#### Given exercise:
Count each line in which the word "clean" appears. Reply with the total and nothing more.

########################################

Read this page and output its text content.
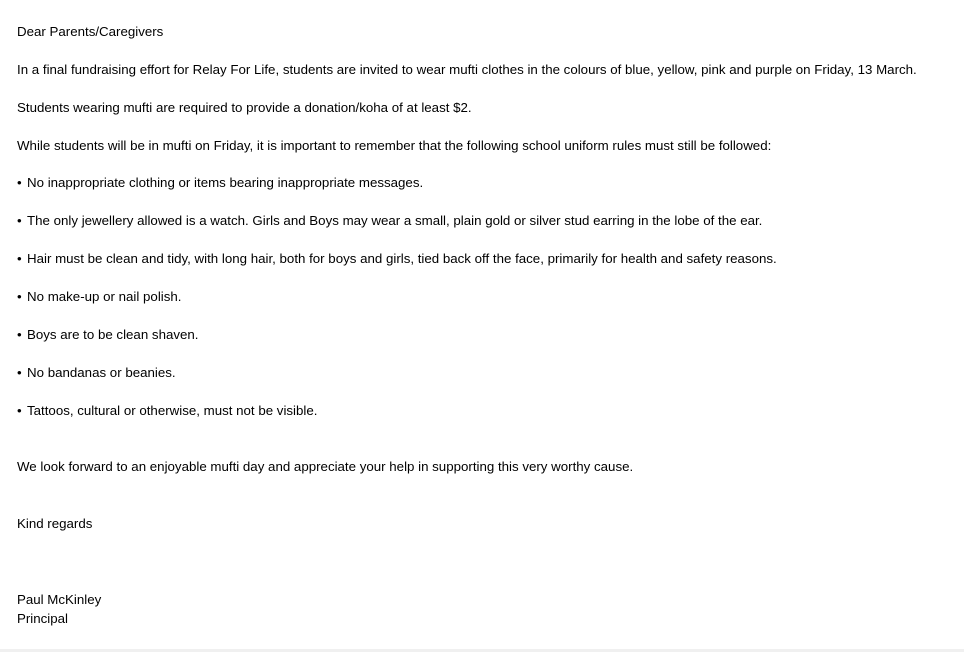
Dear Parents/Caregivers
In a final fundraising effort for Relay For Life, students are invited to wear mufti clothes in the colours of blue, yellow, pink and purple on Friday, 13 March.
Students wearing mufti are required to provide a donation/koha of at least $2.
While students will be in mufti on Friday, it is important to remember that the following school uniform rules must still be followed:
• No inappropriate clothing or items bearing inappropriate messages.
• The only jewellery allowed is a watch. Girls and Boys may wear a small, plain gold or silver stud earring in the lobe of the ear.
• Hair must be clean and tidy, with long hair, both for boys and girls, tied back off the face, primarily for health and safety reasons.
• No make-up or nail polish.
• Boys are to be clean shaven.
• No bandanas or beanies.
• Tattoos, cultural or otherwise, must not be visible.
We look forward to an enjoyable mufti day and appreciate your help in supporting this very worthy cause.
Kind regards
Paul McKinley
Principal
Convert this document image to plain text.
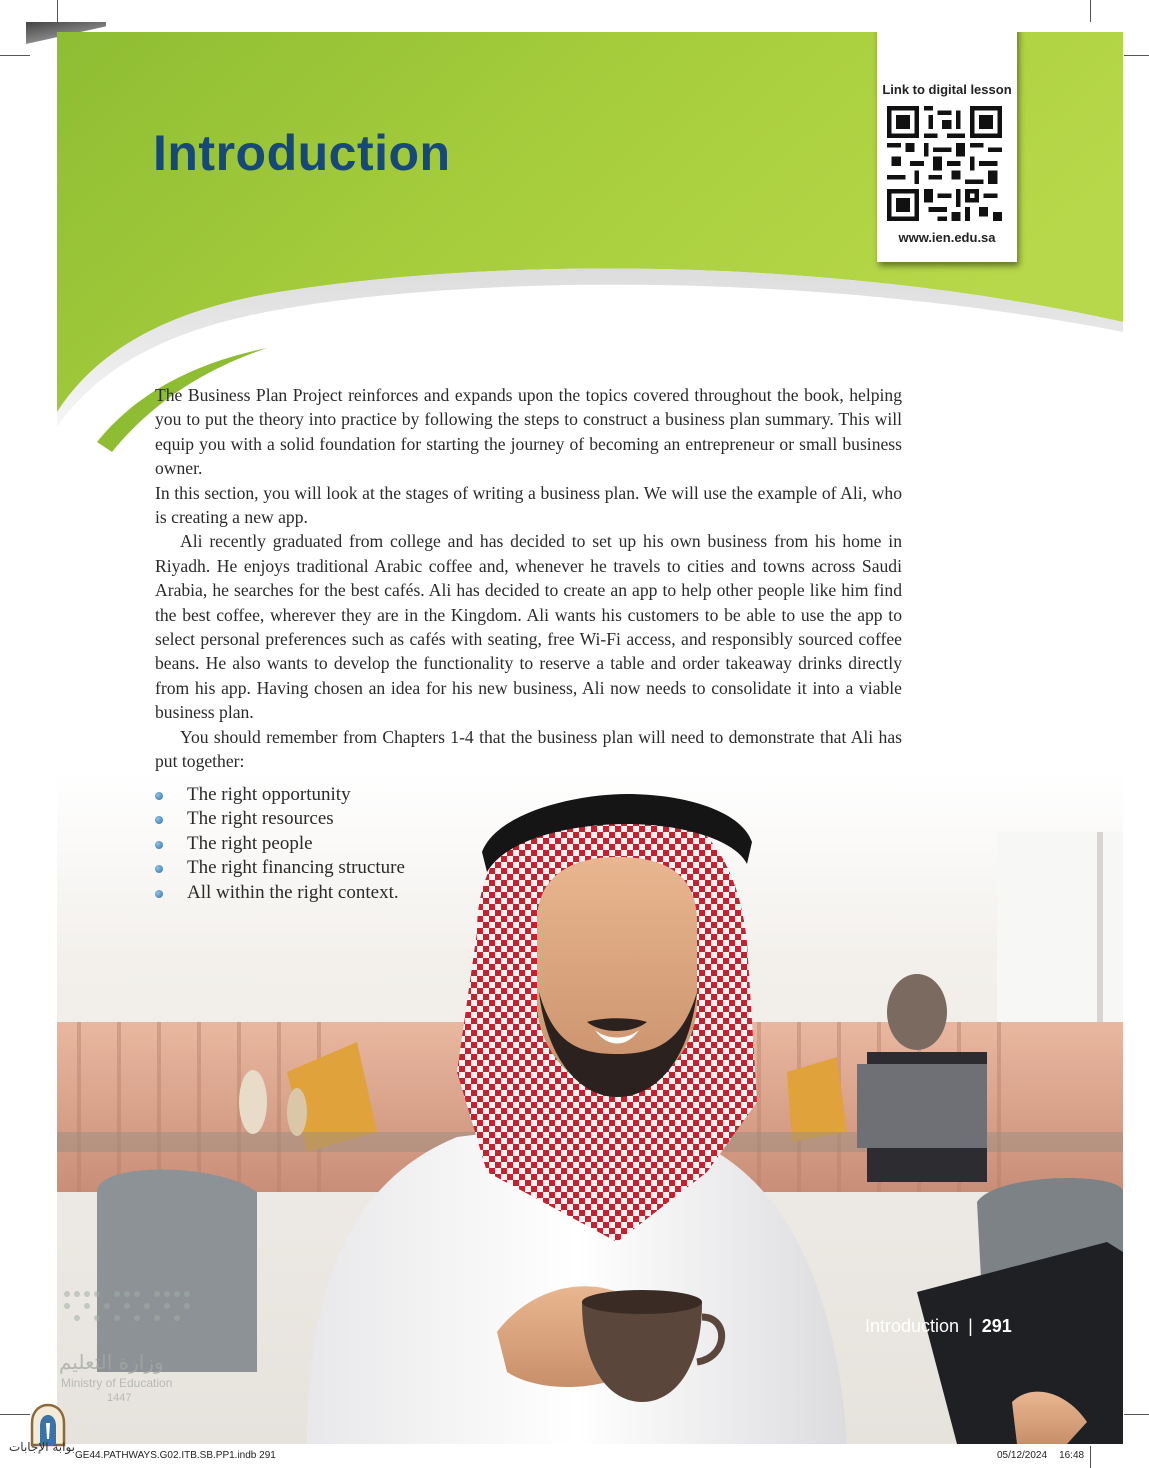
Introduction
Link to digital lesson
www.ien.edu.sa

The Business Plan Project reinforces and expands upon the topics covered throughout the book, helping you to put the theory into practice by following the steps to construct a business plan summary. This will equip you with a solid foundation for starting the journey of becoming an entrepreneur or small business owner.

In this section, you will look at the stages of writing a business plan. We will use the example of Ali, who is creating a new app.

Ali recently graduated from college and has decided to set up his own business from his home in Riyadh. He enjoys traditional Arabic coffee and, whenever he travels to cities and towns across Saudi Arabia, he searches for the best cafés. Ali has decided to create an app to help other people like him find the best coffee, wherever they are in the Kingdom. Ali wants his customers to be able to use the app to select personal preferences such as cafés with seating, free Wi-Fi access, and responsibly sourced coffee beans. He also wants to develop the functionality to reserve a table and order takeaway drinks directly from his app. Having chosen an idea for his new business, Ali now needs to consolidate it into a viable business plan.

You should remember from Chapters 1-4 that the business plan will need to demonstrate that Ali has put together:

The right opportunity
The right resources
The right people
The right financing structure
All within the right context.
Introduction | 291
وزارة التعليم
Ministry of Education
1447
بوابة الإجابات
GE44.PATHWAYS.G02.ITB.SB.PP1.indb 291	05/12/2024 16:48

########################################

#### Full solution:
2